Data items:
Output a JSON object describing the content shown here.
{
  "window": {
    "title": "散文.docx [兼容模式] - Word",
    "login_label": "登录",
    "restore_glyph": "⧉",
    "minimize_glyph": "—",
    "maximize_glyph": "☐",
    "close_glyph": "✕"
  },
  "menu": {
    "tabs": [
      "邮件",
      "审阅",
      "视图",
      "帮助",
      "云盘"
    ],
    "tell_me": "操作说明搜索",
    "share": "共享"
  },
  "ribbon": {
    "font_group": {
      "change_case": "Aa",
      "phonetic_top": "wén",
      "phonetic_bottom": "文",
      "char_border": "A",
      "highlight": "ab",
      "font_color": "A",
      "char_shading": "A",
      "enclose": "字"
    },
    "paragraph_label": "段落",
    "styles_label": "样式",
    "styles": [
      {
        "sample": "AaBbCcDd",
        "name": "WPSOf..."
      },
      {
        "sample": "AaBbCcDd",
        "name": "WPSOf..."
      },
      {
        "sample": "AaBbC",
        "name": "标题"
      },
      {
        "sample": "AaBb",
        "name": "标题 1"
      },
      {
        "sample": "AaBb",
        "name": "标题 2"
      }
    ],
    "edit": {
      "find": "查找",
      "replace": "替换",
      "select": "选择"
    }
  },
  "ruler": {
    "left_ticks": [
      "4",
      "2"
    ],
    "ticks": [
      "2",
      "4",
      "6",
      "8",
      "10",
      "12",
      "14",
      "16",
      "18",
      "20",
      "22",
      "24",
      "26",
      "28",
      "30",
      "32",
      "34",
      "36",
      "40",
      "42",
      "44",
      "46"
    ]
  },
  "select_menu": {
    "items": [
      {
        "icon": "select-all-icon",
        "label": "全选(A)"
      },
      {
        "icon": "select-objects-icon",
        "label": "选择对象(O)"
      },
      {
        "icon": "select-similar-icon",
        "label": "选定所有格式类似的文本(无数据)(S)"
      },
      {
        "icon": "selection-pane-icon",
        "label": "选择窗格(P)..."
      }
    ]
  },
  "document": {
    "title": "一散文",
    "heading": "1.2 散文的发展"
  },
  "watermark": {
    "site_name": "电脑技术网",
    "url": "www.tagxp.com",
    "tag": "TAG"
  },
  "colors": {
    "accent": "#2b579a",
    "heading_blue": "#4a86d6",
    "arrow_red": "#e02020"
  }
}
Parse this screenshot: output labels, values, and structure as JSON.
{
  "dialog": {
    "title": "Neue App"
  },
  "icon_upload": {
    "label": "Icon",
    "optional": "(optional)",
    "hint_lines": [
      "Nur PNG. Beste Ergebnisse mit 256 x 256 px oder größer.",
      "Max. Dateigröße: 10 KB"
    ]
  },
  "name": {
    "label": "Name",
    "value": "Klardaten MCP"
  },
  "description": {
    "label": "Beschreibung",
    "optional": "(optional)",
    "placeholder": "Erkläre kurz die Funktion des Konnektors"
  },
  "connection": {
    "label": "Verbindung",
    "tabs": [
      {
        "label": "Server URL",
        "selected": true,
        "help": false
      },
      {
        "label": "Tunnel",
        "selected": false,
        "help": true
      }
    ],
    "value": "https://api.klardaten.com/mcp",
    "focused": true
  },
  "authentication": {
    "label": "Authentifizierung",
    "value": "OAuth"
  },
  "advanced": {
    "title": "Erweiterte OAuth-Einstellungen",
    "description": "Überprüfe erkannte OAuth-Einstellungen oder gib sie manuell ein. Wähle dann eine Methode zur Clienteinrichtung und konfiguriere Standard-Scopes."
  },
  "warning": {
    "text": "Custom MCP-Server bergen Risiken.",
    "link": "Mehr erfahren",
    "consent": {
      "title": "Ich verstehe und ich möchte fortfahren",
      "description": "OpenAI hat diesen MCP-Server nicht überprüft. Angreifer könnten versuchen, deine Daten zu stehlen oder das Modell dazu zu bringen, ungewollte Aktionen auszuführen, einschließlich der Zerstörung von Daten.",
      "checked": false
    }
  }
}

WRITTEN EXERCISE
Each record above should be returned exactly as it appears.

TASK SOLUTION
Output a JSON object describing the content shown here.
{
  "window": {
    "title": "散文.docx [兼容模式] - Word",
    "login_label": "登录",
    "restore_glyph": "⧉",
    "minimize_glyph": "—",
    "maximize_glyph": "☐",
    "close_glyph": "✕"
  },
  "menu": {
    "tabs": [
      "邮件",
      "审阅",
      "视图",
      "帮助",
      "云盘"
    ],
    "tell_me": "操作说明搜索",
    "share": "共享"
  },
  "ribbon": {
    "font_group": {
      "change_case": "Aa",
      "phonetic_top": "wén",
      "phonetic_bottom": "文",
      "char_border": "A",
      "highlight": "ab",
      "font_color": "A",
      "char_shading": "A",
      "enclose": "字"
    },
    "paragraph_label": "段落",
    "styles_label": "样式",
    "styles": [
      {
        "sample": "AaBbCcDd",
        "name": "WPSOf..."
      },
      {
        "sample": "AaBbCcDd",
        "name": "WPSOf..."
      },
      {
        "sample": "AaBbC",
        "name": "标题"
      },
      {
        "sample": "AaBb",
        "name": "标题 1"
      },
      {
        "sample": "AaBb",
        "name": "标题 2"
      }
    ],
    "edit": {
      "find": "查找",
      "replace": "替换",
      "select": "选择"
    }
  },
  "ruler": {
    "left_ticks": [
      "4",
      "2"
    ],
    "ticks": [
      "2",
      "4",
      "6",
      "8",
      "10",
      "12",
      "14",
      "16",
      "18",
      "20",
      "22",
      "24",
      "26",
      "28",
      "30",
      "32",
      "34",
      "36",
      "40",
      "42",
      "44",
      "46"
    ]
  },
  "select_menu": {
    "items": [
      {
        "icon": "select-all-icon",
        "label": "全选(A)"
      },
      {
        "icon": "select-objects-icon",
        "label": "选择对象(O)"
      },
      {
        "icon": "select-similar-icon",
        "label": "选定所有格式类似的文本(无数据)(S)"
      },
      {
        "icon": "selection-pane-icon",
        "label": "选择窗格(P)..."
      }
    ]
  },
  "document": {
    "title": "一散文",
    "heading": "1.2 散文的发展"
  },
  "watermark": {
    "site_name": "电脑技术网",
    "url": "www.tagxp.com",
    "tag": "TAG"
  },
  "colors": {
    "accent": "#2b579a",
    "heading_blue": "#4a86d6",
    "arrow_red": "#e02020"
  }
}
Parse this screenshot: output labels, values, and structure as JSON.
{
  "dialog": {
    "title": "Neue App"
  },
  "icon_upload": {
    "label": "Icon",
    "optional": "(optional)",
    "hint_lines": [
      "Nur PNG. Beste Ergebnisse mit 256 x 256 px oder größer.",
      "Max. Dateigröße: 10 KB"
    ]
  },
  "name": {
    "label": "Name",
    "value": "Klardaten MCP"
  },
  "description": {
    "label": "Beschreibung",
    "optional": "(optional)",
    "placeholder": "Erkläre kurz die Funktion des Konnektors"
  },
  "connection": {
    "label": "Verbindung",
    "tabs": [
      {
        "label": "Server URL",
        "selected": true,
        "help": false
      },
      {
        "label": "Tunnel",
        "selected": false,
        "help": true
      }
    ],
    "value": "https://api.klardaten.com/mcp",
    "focused": true
  },
  "authentication": {
    "label": "Authentifizierung",
    "value": "OAuth"
  },
  "advanced": {
    "title": "Erweiterte OAuth-Einstellungen",
    "description": "Überprüfe erkannte OAuth-Einstellungen oder gib sie manuell ein. Wähle dann eine Methode zur Clienteinrichtung und konfiguriere Standard-Scopes."
  },
  "warning": {
    "text": "Custom MCP-Server bergen Risiken.",
    "link": "Mehr erfahren",
    "consent": {
      "title": "Ich verstehe und ich möchte fortfahren",
      "description": "OpenAI hat diesen MCP-Server nicht überprüft. Angreifer könnten versuchen, deine Daten zu stehlen oder das Modell dazu zu bringen, ungewollte Aktionen auszuführen, einschließlich der Zerstörung von Daten.",
      "checked": false
    }
  }
}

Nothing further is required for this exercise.